** Begin Records supplied **

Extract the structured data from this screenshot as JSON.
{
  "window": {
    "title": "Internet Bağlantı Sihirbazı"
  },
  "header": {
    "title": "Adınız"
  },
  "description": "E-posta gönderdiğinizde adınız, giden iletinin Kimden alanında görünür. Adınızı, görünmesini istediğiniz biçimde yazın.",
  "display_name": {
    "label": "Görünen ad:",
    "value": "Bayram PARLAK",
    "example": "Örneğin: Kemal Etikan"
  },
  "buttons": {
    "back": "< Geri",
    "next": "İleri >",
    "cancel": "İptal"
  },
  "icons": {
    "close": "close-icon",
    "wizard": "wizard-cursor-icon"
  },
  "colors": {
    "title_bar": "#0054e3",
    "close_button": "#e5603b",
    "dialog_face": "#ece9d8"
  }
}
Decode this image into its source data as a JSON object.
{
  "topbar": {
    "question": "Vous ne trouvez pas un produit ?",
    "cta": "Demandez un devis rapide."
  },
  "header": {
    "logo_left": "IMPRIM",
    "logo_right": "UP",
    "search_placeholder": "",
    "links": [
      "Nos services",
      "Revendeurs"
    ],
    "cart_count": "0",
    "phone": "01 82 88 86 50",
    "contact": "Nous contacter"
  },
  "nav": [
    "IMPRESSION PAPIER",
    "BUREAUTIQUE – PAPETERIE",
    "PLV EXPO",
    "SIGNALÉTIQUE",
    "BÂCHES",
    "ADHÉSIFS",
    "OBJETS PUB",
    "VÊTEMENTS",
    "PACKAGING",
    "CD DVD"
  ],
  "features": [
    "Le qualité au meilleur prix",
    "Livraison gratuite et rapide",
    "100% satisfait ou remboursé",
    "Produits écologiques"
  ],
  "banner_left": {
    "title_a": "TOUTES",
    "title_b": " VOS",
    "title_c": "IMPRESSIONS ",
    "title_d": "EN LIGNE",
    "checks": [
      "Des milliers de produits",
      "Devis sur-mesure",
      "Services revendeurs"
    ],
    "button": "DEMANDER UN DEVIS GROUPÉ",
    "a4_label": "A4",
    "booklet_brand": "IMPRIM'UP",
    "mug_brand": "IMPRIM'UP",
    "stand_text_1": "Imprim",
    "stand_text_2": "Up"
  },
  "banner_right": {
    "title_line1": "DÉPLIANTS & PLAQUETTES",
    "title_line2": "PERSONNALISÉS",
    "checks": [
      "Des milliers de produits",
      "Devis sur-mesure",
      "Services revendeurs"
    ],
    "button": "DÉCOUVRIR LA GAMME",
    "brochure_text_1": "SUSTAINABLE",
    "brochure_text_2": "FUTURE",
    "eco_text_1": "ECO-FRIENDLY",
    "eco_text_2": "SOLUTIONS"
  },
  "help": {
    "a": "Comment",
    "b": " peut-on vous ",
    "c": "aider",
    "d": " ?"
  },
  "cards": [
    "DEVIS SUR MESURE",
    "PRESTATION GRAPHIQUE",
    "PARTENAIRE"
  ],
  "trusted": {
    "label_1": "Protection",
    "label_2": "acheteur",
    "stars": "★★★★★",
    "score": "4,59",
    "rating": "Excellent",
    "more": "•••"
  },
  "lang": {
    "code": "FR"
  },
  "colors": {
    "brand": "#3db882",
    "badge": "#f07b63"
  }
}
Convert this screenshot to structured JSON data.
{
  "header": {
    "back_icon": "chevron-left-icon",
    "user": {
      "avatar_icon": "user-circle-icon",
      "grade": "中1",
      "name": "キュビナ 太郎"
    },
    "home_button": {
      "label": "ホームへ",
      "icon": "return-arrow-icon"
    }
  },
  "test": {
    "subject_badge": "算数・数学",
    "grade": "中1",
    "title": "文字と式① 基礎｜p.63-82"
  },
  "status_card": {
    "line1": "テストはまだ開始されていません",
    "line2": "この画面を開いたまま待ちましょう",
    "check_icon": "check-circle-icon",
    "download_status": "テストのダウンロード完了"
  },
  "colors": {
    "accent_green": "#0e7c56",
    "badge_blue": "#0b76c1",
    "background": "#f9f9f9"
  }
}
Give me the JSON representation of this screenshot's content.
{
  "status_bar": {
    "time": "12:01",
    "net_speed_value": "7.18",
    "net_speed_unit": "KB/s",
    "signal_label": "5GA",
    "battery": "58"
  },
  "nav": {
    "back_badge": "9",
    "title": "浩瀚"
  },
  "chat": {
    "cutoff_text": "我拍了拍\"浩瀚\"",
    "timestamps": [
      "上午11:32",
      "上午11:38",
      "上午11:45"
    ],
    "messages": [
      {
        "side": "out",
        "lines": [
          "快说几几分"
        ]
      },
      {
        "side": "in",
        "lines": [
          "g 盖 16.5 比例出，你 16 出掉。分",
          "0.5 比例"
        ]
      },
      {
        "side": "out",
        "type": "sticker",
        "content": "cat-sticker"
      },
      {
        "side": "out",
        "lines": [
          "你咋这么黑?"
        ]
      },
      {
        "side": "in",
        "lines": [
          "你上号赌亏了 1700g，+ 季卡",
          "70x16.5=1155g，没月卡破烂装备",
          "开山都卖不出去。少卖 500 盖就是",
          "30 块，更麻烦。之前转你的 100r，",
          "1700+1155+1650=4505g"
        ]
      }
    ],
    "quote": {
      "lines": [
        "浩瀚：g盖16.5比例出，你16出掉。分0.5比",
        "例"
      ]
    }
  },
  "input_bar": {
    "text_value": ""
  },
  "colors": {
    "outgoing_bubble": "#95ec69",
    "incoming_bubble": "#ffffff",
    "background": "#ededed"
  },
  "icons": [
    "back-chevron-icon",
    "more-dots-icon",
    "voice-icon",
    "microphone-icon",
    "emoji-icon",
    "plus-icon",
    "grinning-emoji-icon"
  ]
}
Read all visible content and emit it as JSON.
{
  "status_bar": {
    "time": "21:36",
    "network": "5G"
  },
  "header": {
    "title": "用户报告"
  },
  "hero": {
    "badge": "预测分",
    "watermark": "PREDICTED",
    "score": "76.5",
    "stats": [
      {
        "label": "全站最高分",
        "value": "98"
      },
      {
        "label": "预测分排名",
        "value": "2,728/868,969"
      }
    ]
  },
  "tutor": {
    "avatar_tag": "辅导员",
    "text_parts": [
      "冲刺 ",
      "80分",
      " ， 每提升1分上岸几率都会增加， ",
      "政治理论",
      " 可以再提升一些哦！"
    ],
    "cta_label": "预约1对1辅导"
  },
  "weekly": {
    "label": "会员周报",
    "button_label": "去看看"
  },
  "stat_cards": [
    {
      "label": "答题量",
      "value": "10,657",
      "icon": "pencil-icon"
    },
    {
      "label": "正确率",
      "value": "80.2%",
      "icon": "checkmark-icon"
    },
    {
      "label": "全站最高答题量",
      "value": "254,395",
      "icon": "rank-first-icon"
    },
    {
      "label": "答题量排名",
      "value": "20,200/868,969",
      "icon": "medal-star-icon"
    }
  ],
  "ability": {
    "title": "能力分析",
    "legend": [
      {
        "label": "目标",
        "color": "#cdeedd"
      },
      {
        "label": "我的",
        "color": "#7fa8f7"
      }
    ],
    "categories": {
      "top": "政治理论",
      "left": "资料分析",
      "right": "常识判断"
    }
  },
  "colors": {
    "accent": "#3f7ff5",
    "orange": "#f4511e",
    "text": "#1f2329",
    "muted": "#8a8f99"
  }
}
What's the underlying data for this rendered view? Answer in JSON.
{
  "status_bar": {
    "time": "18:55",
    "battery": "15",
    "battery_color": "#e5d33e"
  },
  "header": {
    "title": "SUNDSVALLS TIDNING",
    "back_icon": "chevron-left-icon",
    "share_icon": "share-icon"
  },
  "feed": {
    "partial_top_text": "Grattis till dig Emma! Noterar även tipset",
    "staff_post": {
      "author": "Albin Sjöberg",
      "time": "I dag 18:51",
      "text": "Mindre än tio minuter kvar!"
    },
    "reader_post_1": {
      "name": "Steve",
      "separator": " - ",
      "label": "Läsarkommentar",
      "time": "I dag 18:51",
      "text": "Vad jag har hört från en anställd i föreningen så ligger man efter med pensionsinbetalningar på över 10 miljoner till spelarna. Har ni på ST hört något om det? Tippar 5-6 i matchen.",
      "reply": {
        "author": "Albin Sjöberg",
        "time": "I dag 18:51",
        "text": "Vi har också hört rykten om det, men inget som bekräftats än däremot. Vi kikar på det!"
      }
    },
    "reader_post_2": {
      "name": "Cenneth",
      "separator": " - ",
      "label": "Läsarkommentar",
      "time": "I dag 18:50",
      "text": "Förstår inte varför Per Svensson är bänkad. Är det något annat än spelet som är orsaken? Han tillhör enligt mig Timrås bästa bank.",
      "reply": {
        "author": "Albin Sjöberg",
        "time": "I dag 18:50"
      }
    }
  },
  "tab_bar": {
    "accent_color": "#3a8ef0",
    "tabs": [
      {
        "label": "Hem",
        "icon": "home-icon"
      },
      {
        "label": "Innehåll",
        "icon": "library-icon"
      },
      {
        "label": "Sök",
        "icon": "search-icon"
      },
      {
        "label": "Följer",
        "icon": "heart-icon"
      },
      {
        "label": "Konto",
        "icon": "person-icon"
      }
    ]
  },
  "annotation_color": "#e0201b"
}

** End Records supplied **

Exercise.
Report how many lines of the data hold the string "circle"; give only the number.

Reply.
2